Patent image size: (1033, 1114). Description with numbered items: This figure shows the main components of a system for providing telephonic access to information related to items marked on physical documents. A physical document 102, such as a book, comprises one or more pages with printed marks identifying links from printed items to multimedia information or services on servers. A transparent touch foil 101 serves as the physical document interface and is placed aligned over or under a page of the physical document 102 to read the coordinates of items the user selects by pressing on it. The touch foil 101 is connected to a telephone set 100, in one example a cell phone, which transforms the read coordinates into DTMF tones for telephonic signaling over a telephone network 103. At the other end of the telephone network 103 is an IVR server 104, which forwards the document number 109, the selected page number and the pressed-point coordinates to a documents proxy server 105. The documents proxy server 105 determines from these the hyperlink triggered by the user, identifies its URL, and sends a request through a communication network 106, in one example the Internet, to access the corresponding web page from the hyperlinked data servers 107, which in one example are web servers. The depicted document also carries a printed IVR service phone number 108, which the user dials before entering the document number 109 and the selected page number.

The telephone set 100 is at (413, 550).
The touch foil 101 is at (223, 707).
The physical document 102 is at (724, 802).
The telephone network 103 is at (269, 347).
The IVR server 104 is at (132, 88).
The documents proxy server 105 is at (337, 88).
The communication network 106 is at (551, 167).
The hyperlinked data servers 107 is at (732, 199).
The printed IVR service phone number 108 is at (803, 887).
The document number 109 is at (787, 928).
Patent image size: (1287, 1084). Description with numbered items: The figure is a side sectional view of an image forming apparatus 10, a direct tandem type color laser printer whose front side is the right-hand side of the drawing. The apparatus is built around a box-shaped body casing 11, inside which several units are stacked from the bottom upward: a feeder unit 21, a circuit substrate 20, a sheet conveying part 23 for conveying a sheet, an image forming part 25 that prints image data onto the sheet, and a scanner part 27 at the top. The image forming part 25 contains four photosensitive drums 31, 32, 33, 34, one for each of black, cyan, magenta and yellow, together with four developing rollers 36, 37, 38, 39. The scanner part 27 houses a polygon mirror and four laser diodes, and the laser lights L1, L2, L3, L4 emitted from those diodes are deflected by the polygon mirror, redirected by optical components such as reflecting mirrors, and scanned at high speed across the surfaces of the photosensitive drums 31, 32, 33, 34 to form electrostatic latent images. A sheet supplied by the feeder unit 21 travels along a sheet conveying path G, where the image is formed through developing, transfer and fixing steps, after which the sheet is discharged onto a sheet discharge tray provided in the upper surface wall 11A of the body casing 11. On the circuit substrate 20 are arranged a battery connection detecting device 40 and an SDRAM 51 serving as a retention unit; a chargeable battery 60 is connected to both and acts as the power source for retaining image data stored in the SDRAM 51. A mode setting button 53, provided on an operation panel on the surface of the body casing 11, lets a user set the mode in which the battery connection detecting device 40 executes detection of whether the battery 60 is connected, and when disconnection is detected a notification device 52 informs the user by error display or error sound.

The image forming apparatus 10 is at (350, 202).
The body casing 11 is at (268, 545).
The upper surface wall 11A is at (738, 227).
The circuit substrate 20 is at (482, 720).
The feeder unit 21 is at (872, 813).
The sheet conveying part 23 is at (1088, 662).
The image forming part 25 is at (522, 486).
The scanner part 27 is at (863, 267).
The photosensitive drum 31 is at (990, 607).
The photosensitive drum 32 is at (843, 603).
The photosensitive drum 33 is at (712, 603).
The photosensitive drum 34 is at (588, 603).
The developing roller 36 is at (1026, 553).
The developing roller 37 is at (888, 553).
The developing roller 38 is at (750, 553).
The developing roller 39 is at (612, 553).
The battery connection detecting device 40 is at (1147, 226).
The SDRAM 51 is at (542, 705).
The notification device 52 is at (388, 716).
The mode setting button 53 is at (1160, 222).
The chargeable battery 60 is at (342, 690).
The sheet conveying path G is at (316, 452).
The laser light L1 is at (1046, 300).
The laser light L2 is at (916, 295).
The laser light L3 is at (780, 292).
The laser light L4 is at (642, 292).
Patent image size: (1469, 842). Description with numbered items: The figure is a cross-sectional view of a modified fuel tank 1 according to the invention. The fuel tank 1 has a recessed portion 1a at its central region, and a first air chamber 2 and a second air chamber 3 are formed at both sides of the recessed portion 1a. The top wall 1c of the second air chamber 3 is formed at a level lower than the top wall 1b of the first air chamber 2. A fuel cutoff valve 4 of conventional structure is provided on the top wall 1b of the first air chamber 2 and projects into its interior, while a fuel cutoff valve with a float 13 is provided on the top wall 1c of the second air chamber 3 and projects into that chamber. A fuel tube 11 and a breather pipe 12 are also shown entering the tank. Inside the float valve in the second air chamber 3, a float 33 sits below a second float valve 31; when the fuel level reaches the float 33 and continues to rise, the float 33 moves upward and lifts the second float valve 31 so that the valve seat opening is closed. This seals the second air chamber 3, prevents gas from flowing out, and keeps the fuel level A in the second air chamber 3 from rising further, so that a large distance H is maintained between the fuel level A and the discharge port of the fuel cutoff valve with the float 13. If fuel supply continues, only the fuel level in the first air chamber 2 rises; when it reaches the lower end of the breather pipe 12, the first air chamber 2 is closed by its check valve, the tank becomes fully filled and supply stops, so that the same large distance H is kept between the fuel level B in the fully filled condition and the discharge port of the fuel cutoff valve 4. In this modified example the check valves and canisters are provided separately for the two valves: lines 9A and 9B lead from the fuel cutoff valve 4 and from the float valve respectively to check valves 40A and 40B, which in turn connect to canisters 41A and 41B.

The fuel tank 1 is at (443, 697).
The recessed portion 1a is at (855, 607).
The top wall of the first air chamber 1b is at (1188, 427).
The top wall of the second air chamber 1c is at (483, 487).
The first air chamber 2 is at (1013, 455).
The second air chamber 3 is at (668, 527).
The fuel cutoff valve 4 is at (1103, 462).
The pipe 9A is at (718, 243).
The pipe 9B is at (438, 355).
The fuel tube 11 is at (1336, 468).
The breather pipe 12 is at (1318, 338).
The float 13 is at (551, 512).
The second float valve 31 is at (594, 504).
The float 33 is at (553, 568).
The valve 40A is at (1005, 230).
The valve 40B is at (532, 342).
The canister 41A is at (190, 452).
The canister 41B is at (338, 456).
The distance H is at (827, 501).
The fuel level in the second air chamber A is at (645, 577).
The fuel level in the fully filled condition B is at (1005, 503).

Aim:
Copy out all of the material above, line for line, without changing anything.

Task response:
Patent image size: (1033, 1114). Description with numbered items: This figure shows the main components of a system for providing telephonic access to information related to items marked on physical documents. A physical document 102, such as a book, comprises one or more pages with printed marks identifying links from printed items to multimedia information or services on servers. A transparent touch foil 101 serves as the physical document interface and is placed aligned over or under a page of the physical document 102 to read the coordinates of items the user selects by pressing on it. The touch foil 101 is connected to a telephone set 100, in one example a cell phone, which transforms the read coordinates into DTMF tones for telephonic signaling over a telephone network 103. At the other end of the telephone network 103 is an IVR server 104, which forwards the document number 109, the selected page number and the pressed-point coordinates to a documents proxy server 105. The documents proxy server 105 determines from these the hyperlink triggered by the user, identifies its URL, and sends a request through a communication network 106, in one example the Internet, to access the corresponding web page from the hyperlinked data servers 107, which in one example are web servers. The depicted document also carries a printed IVR service phone number 108, which the user dials before entering the document number 109 and the selected page number.

The telephone set 100 is at (413, 550).
The touch foil 101 is at (223, 707).
The physical document 102 is at (724, 802).
The telephone network 103 is at (269, 347).
The IVR server 104 is at (132, 88).
The documents proxy server 105 is at (337, 88).
The communication network 106 is at (551, 167).
The hyperlinked data servers 107 is at (732, 199).
The printed IVR service phone number 108 is at (803, 887).
The document number 109 is at (787, 928).
Patent image size: (1287, 1084). Description with numbered items: The figure is a side sectional view of an image forming apparatus 10, a direct tandem type color laser printer whose front side is the right-hand side of the drawing. The apparatus is built around a box-shaped body casing 11, inside which several units are stacked from the bottom upward: a feeder unit 21, a circuit substrate 20, a sheet conveying part 23 for conveying a sheet, an image forming part 25 that prints image data onto the sheet, and a scanner part 27 at the top. The image forming part 25 contains four photosensitive drums 31, 32, 33, 34, one for each of black, cyan, magenta and yellow, together with four developing rollers 36, 37, 38, 39. The scanner part 27 houses a polygon mirror and four laser diodes, and the laser lights L1, L2, L3, L4 emitted from those diodes are deflected by the polygon mirror, redirected by optical components such as reflecting mirrors, and scanned at high speed across the surfaces of the photosensitive drums 31, 32, 33, 34 to form electrostatic latent images. A sheet supplied by the feeder unit 21 travels along a sheet conveying path G, where the image is formed through developing, transfer and fixing steps, after which the sheet is discharged onto a sheet discharge tray provided in the upper surface wall 11A of the body casing 11. On the circuit substrate 20 are arranged a battery connection detecting device 40 and an SDRAM 51 serving as a retention unit; a chargeable battery 60 is connected to both and acts as the power source for retaining image data stored in the SDRAM 51. A mode setting button 53, provided on an operation panel on the surface of the body casing 11, lets a user set the mode in which the battery connection detecting device 40 executes detection of whether the battery 60 is connected, and when disconnection is detected a notification device 52 informs the user by error display or error sound.

The image forming apparatus 10 is at (350, 202).
The body casing 11 is at (268, 545).
The upper surface wall 11A is at (738, 227).
The circuit substrate 20 is at (482, 720).
The feeder unit 21 is at (872, 813).
The sheet conveying part 23 is at (1088, 662).
The image forming part 25 is at (522, 486).
The scanner part 27 is at (863, 267).
The photosensitive drum 31 is at (990, 607).
The photosensitive drum 32 is at (843, 603).
The photosensitive drum 33 is at (712, 603).
The photosensitive drum 34 is at (588, 603).
The developing roller 36 is at (1026, 553).
The developing roller 37 is at (888, 553).
The developing roller 38 is at (750, 553).
The developing roller 39 is at (612, 553).
The battery connection detecting device 40 is at (1147, 226).
The SDRAM 51 is at (542, 705).
The notification device 52 is at (388, 716).
The mode setting button 53 is at (1160, 222).
The chargeable battery 60 is at (342, 690).
The sheet conveying path G is at (316, 452).
The laser light L1 is at (1046, 300).
The laser light L2 is at (916, 295).
The laser light L3 is at (780, 292).
The laser light L4 is at (642, 292).
Patent image size: (1469, 842). Description with numbered items: The figure is a cross-sectional view of a modified fuel tank 1 according to the invention. The fuel tank 1 has a recessed portion 1a at its central region, and a first air chamber 2 and a second air chamber 3 are formed at both sides of the recessed portion 1a. The top wall 1c of the second air chamber 3 is formed at a level lower than the top wall 1b of the first air chamber 2. A fuel cutoff valve 4 of conventional structure is provided on the top wall 1b of the first air chamber 2 and projects into its interior, while a fuel cutoff valve with a float 13 is provided on the top wall 1c of the second air chamber 3 and projects into that chamber. A fuel tube 11 and a breather pipe 12 are also shown entering the tank. Inside the float valve in the second air chamber 3, a float 33 sits below a second float valve 31; when the fuel level reaches the float 33 and continues to rise, the float 33 moves upward and lifts the second float valve 31 so that the valve seat opening is closed. This seals the second air chamber 3, prevents gas from flowing out, and keeps the fuel level A in the second air chamber 3 from rising further, so that a large distance H is maintained between the fuel level A and the discharge port of the fuel cutoff valve with the float 13. If fuel supply continues, only the fuel level in the first air chamber 2 rises; when it reaches the lower end of the breather pipe 12, the first air chamber 2 is closed by its check valve, the tank becomes fully filled and supply stops, so that the same large distance H is kept between the fuel level B in the fully filled condition and the discharge port of the fuel cutoff valve 4. In this modified example the check valves and canisters are provided separately for the two valves: lines 9A and 9B lead from the fuel cutoff valve 4 and from the float valve respectively to check valves 40A and 40B, which in turn connect to canisters 41A and 41B.

The fuel tank 1 is at (443, 697).
The recessed portion 1a is at (855, 607).
The top wall of the first air chamber 1b is at (1188, 427).
The top wall of the second air chamber 1c is at (483, 487).
The first air chamber 2 is at (1013, 455).
The second air chamber 3 is at (668, 527).
The fuel cutoff valve 4 is at (1103, 462).
The pipe 9A is at (718, 243).
The pipe 9B is at (438, 355).
The fuel tube 11 is at (1336, 468).
The breather pipe 12 is at (1318, 338).
The float 13 is at (551, 512).
The second float valve 31 is at (594, 504).
The float 33 is at (553, 568).
The valve 40A is at (1005, 230).
The valve 40B is at (532, 342).
The canister 41A is at (190, 452).
The canister 41B is at (338, 456).
The distance H is at (827, 501).
The fuel level in the second air chamber A is at (645, 577).
The fuel level in the fully filled condition B is at (1005, 503).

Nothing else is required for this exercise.